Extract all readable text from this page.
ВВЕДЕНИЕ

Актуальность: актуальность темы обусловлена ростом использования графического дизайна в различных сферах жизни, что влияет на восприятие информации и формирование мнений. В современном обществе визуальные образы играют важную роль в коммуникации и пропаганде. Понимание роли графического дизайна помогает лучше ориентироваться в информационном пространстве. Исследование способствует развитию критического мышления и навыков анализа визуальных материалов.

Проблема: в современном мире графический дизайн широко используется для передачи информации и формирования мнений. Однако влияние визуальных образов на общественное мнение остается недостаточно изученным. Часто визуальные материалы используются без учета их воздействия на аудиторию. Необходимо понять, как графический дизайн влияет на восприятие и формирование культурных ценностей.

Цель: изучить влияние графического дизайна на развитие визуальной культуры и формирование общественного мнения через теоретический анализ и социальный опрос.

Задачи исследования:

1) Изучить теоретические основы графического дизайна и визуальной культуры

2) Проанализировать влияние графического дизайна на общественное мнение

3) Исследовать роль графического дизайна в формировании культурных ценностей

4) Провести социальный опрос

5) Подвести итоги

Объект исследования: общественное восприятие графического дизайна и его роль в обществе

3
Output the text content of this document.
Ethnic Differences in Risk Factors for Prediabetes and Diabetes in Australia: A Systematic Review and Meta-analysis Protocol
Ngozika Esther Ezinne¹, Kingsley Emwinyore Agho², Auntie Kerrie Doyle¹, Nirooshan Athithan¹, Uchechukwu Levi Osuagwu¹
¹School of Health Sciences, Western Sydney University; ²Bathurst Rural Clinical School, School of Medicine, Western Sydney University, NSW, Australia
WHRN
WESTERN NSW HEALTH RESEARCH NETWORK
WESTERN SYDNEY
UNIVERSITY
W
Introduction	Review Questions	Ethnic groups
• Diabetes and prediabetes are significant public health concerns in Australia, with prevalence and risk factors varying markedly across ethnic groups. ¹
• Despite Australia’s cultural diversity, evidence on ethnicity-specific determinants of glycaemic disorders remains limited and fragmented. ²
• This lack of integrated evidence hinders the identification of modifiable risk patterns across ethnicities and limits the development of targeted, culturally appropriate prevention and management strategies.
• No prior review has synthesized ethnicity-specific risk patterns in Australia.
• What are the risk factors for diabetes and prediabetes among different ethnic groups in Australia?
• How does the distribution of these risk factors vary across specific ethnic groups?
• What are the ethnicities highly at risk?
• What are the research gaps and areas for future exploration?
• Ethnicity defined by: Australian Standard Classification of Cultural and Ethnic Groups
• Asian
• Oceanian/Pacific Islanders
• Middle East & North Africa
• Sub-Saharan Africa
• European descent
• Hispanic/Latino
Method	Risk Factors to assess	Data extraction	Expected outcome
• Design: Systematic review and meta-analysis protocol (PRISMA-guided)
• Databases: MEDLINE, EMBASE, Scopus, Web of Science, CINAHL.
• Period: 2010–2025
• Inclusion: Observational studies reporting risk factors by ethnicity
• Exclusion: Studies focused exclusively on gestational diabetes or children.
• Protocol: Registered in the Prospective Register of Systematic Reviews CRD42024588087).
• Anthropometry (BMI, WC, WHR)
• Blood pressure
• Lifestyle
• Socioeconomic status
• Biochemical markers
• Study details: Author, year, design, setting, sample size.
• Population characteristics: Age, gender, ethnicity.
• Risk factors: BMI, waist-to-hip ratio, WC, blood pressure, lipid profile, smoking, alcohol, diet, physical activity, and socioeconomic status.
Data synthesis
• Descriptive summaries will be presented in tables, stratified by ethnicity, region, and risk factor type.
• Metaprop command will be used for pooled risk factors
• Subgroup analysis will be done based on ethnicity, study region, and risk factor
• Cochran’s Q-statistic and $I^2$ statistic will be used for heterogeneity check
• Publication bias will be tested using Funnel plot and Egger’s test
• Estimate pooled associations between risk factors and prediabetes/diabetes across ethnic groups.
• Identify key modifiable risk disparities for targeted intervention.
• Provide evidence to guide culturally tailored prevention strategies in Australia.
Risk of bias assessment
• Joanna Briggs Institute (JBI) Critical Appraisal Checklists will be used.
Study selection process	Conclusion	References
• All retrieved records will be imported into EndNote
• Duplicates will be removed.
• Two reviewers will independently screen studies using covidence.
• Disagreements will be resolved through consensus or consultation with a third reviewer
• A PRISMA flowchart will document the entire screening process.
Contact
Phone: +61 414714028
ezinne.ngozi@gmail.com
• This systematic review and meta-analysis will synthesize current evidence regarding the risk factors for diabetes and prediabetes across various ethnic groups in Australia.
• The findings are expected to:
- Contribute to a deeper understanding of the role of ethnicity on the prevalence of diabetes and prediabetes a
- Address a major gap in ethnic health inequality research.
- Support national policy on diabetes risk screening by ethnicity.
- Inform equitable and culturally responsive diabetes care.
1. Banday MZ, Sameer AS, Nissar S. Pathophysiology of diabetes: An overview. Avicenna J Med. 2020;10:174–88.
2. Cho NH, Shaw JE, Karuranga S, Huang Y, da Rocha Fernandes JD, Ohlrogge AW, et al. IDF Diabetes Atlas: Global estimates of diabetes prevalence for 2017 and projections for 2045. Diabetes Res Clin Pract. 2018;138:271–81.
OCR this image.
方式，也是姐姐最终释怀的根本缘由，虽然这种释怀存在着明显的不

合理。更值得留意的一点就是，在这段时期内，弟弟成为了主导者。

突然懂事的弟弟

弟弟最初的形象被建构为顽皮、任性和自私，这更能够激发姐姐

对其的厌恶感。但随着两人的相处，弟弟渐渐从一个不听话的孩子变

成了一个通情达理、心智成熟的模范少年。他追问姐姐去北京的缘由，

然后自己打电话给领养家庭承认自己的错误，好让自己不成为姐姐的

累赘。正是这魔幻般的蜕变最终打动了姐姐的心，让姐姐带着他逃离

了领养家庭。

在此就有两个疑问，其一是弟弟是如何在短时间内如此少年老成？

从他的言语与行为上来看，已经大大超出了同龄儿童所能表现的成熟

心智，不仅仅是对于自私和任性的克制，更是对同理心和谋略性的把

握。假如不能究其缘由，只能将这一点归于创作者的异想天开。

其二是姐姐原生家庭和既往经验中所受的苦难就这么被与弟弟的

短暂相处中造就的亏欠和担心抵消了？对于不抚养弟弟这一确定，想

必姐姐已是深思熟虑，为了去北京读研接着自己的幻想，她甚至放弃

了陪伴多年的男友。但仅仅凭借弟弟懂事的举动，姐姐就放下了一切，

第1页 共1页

Task goal:
Copy out all of the lines above exactly.

Output below:
Extract all readable text from this page.
ВВЕДЕНИЕ

Актуальность: актуальность темы обусловлена ростом использования графического дизайна в различных сферах жизни, что влияет на восприятие информации и формирование мнений. В современном обществе визуальные образы играют важную роль в коммуникации и пропаганде. Понимание роли графического дизайна помогает лучше ориентироваться в информационном пространстве. Исследование способствует развитию критического мышления и навыков анализа визуальных материалов.

Проблема: в современном мире графический дизайн широко используется для передачи информации и формирования мнений. Однако влияние визуальных образов на общественное мнение остается недостаточно изученным. Часто визуальные материалы используются без учета их воздействия на аудиторию. Необходимо понять, как графический дизайн влияет на восприятие и формирование культурных ценностей.

Цель: изучить влияние графического дизайна на развитие визуальной культуры и формирование общественного мнения через теоретический анализ и социальный опрос.

Задачи исследования:

1) Изучить теоретические основы графического дизайна и визуальной культуры

2) Проанализировать влияние графического дизайна на общественное мнение

3) Исследовать роль графического дизайна в формировании культурных ценностей

4) Провести социальный опрос

5) Подвести итоги

Объект исследования: общественное восприятие графического дизайна и его роль в обществе

3
Output the text content of this document.
Ethnic Differences in Risk Factors for Prediabetes and Diabetes in Australia: A Systematic Review and Meta-analysis Protocol
Ngozika Esther Ezinne¹, Kingsley Emwinyore Agho², Auntie Kerrie Doyle¹, Nirooshan Athithan¹, Uchechukwu Levi Osuagwu¹
¹School of Health Sciences, Western Sydney University; ²Bathurst Rural Clinical School, School of Medicine, Western Sydney University, NSW, Australia
WHRN
WESTERN NSW HEALTH RESEARCH NETWORK
WESTERN SYDNEY
UNIVERSITY
W
Introduction	Review Questions	Ethnic groups
• Diabetes and prediabetes are significant public health concerns in Australia, with prevalence and risk factors varying markedly across ethnic groups. ¹
• Despite Australia’s cultural diversity, evidence on ethnicity-specific determinants of glycaemic disorders remains limited and fragmented. ²
• This lack of integrated evidence hinders the identification of modifiable risk patterns across ethnicities and limits the development of targeted, culturally appropriate prevention and management strategies.
• No prior review has synthesized ethnicity-specific risk patterns in Australia.
• What are the risk factors for diabetes and prediabetes among different ethnic groups in Australia?
• How does the distribution of these risk factors vary across specific ethnic groups?
• What are the ethnicities highly at risk?
• What are the research gaps and areas for future exploration?
• Ethnicity defined by: Australian Standard Classification of Cultural and Ethnic Groups
• Asian
• Oceanian/Pacific Islanders
• Middle East & North Africa
• Sub-Saharan Africa
• European descent
• Hispanic/Latino
Method	Risk Factors to assess	Data extraction	Expected outcome
• Design: Systematic review and meta-analysis protocol (PRISMA-guided)
• Databases: MEDLINE, EMBASE, Scopus, Web of Science, CINAHL.
• Period: 2010–2025
• Inclusion: Observational studies reporting risk factors by ethnicity
• Exclusion: Studies focused exclusively on gestational diabetes or children.
• Protocol: Registered in the Prospective Register of Systematic Reviews CRD42024588087).
• Anthropometry (BMI, WC, WHR)
• Blood pressure
• Lifestyle
• Socioeconomic status
• Biochemical markers
• Study details: Author, year, design, setting, sample size.
• Population characteristics: Age, gender, ethnicity.
• Risk factors: BMI, waist-to-hip ratio, WC, blood pressure, lipid profile, smoking, alcohol, diet, physical activity, and socioeconomic status.
Data synthesis
• Descriptive summaries will be presented in tables, stratified by ethnicity, region, and risk factor type.
• Metaprop command will be used for pooled risk factors
• Subgroup analysis will be done based on ethnicity, study region, and risk factor
• Cochran’s Q-statistic and $I^2$ statistic will be used for heterogeneity check
• Publication bias will be tested using Funnel plot and Egger’s test
• Estimate pooled associations between risk factors and prediabetes/diabetes across ethnic groups.
• Identify key modifiable risk disparities for targeted intervention.
• Provide evidence to guide culturally tailored prevention strategies in Australia.
Risk of bias assessment
• Joanna Briggs Institute (JBI) Critical Appraisal Checklists will be used.
Study selection process	Conclusion	References
• All retrieved records will be imported into EndNote
• Duplicates will be removed.
• Two reviewers will independently screen studies using covidence.
• Disagreements will be resolved through consensus or consultation with a third reviewer
• A PRISMA flowchart will document the entire screening process.
Contact
Phone: +61 414714028
ezinne.ngozi@gmail.com
• This systematic review and meta-analysis will synthesize current evidence regarding the risk factors for diabetes and prediabetes across various ethnic groups in Australia.
• The findings are expected to:
- Contribute to a deeper understanding of the role of ethnicity on the prevalence of diabetes and prediabetes a
- Address a major gap in ethnic health inequality research.
- Support national policy on diabetes risk screening by ethnicity.
- Inform equitable and culturally responsive diabetes care.
1. Banday MZ, Sameer AS, Nissar S. Pathophysiology of diabetes: An overview. Avicenna J Med. 2020;10:174–88.
2. Cho NH, Shaw JE, Karuranga S, Huang Y, da Rocha Fernandes JD, Ohlrogge AW, et al. IDF Diabetes Atlas: Global estimates of diabetes prevalence for 2017 and projections for 2045. Diabetes Res Clin Pract. 2018;138:271–81.
OCR this image.
方式，也是姐姐最终释怀的根本缘由，虽然这种释怀存在着明显的不

合理。更值得留意的一点就是，在这段时期内，弟弟成为了主导者。

突然懂事的弟弟

弟弟最初的形象被建构为顽皮、任性和自私，这更能够激发姐姐

对其的厌恶感。但随着两人的相处，弟弟渐渐从一个不听话的孩子变

成了一个通情达理、心智成熟的模范少年。他追问姐姐去北京的缘由，

然后自己打电话给领养家庭承认自己的错误，好让自己不成为姐姐的

累赘。正是这魔幻般的蜕变最终打动了姐姐的心，让姐姐带着他逃离

了领养家庭。

在此就有两个疑问，其一是弟弟是如何在短时间内如此少年老成？

从他的言语与行为上来看，已经大大超出了同龄儿童所能表现的成熟

心智，不仅仅是对于自私和任性的克制，更是对同理心和谋略性的把

握。假如不能究其缘由，只能将这一点归于创作者的异想天开。

其二是姐姐原生家庭和既往经验中所受的苦难就这么被与弟弟的

短暂相处中造就的亏欠和担心抵消了？对于不抚养弟弟这一确定，想

必姐姐已是深思熟虑，为了去北京读研接着自己的幻想，她甚至放弃

了陪伴多年的男友。但仅仅凭借弟弟懂事的举动，姐姐就放下了一切，

第1页 共1页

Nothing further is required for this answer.